:: Instructions to follow ::
Write out the whole listing again, exactly as given.

◇ ◇ ◇ ◇ ◇ ◇ ◇

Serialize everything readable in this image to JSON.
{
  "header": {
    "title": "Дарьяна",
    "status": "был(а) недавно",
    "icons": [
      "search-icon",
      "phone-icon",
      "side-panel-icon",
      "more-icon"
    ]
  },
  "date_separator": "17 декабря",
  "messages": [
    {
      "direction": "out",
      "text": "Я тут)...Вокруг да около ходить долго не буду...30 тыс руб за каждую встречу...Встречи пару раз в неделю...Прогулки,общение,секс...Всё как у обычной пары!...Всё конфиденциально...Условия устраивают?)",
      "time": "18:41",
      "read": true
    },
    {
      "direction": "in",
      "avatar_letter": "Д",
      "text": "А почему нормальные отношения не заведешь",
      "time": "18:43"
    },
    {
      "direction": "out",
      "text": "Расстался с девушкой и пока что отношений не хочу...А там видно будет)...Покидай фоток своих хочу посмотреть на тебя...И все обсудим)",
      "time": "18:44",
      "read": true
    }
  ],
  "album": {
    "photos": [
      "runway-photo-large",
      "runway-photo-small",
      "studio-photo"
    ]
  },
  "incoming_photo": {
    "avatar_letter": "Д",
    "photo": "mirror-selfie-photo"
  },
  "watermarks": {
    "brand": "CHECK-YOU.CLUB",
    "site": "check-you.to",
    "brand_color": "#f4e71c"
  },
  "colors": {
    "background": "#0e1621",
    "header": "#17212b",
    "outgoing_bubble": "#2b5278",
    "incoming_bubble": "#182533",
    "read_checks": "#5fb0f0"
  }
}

◇ ◇ ◇ ◇ ◇ ◇ ◇

:: Answer in full ::
Serialize everything readable in this image to JSON.
{
  "header": {
    "title": "Дарьяна",
    "status": "был(а) недавно",
    "icons": [
      "search-icon",
      "phone-icon",
      "side-panel-icon",
      "more-icon"
    ]
  },
  "date_separator": "17 декабря",
  "messages": [
    {
      "direction": "out",
      "text": "Я тут)...Вокруг да около ходить долго не буду...30 тыс руб за каждую встречу...Встречи пару раз в неделю...Прогулки,общение,секс...Всё как у обычной пары!...Всё конфиденциально...Условия устраивают?)",
      "time": "18:41",
      "read": true
    },
    {
      "direction": "in",
      "avatar_letter": "Д",
      "text": "А почему нормальные отношения не заведешь",
      "time": "18:43"
    },
    {
      "direction": "out",
      "text": "Расстался с девушкой и пока что отношений не хочу...А там видно будет)...Покидай фоток своих хочу посмотреть на тебя...И все обсудим)",
      "time": "18:44",
      "read": true
    }
  ],
  "album": {
    "photos": [
      "runway-photo-large",
      "runway-photo-small",
      "studio-photo"
    ]
  },
  "incoming_photo": {
    "avatar_letter": "Д",
    "photo": "mirror-selfie-photo"
  },
  "watermarks": {
    "brand": "CHECK-YOU.CLUB",
    "site": "check-you.to",
    "brand_color": "#f4e71c"
  },
  "colors": {
    "background": "#0e1621",
    "header": "#17212b",
    "outgoing_bubble": "#2b5278",
    "incoming_bubble": "#182533",
    "read_checks": "#5fb0f0"
  }
}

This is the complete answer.